== Material provided

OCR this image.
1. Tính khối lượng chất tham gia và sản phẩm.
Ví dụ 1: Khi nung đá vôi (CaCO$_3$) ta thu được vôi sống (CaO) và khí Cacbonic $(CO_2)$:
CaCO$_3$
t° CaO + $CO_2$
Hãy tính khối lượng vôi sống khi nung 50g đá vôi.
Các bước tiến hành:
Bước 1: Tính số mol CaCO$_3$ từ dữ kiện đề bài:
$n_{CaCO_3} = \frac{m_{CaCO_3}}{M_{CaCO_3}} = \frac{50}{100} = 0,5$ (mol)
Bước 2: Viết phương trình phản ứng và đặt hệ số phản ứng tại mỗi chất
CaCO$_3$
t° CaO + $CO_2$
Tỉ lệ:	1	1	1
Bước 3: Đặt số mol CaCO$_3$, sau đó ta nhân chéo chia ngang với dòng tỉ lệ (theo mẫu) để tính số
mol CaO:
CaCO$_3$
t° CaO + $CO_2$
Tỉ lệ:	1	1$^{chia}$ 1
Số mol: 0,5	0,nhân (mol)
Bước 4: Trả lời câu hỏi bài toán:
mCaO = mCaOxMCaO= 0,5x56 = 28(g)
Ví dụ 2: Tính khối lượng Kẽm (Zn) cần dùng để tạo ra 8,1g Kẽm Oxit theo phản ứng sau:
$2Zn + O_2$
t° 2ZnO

====

Exercise directions: In full and verbatim, repeat the records given above.

Correct output:
OCR this image.
1. Tính khối lượng chất tham gia và sản phẩm.
Ví dụ 1: Khi nung đá vôi (CaCO$_3$) ta thu được vôi sống (CaO) và khí Cacbonic $(CO_2)$:
CaCO$_3$
t° CaO + $CO_2$
Hãy tính khối lượng vôi sống khi nung 50g đá vôi.
Các bước tiến hành:
Bước 1: Tính số mol CaCO$_3$ từ dữ kiện đề bài:
$n_{CaCO_3} = \frac{m_{CaCO_3}}{M_{CaCO_3}} = \frac{50}{100} = 0,5$ (mol)
Bước 2: Viết phương trình phản ứng và đặt hệ số phản ứng tại mỗi chất
CaCO$_3$
t° CaO + $CO_2$
Tỉ lệ:	1	1	1
Bước 3: Đặt số mol CaCO$_3$, sau đó ta nhân chéo chia ngang với dòng tỉ lệ (theo mẫu) để tính số
mol CaO:
CaCO$_3$
t° CaO + $CO_2$
Tỉ lệ:	1	1$^{chia}$ 1
Số mol: 0,5	0,nhân (mol)
Bước 4: Trả lời câu hỏi bài toán:
mCaO = mCaOxMCaO= 0,5x56 = 28(g)
Ví dụ 2: Tính khối lượng Kẽm (Zn) cần dùng để tạo ra 8,1g Kẽm Oxit theo phản ứng sau:
$2Zn + O_2$
t° 2ZnO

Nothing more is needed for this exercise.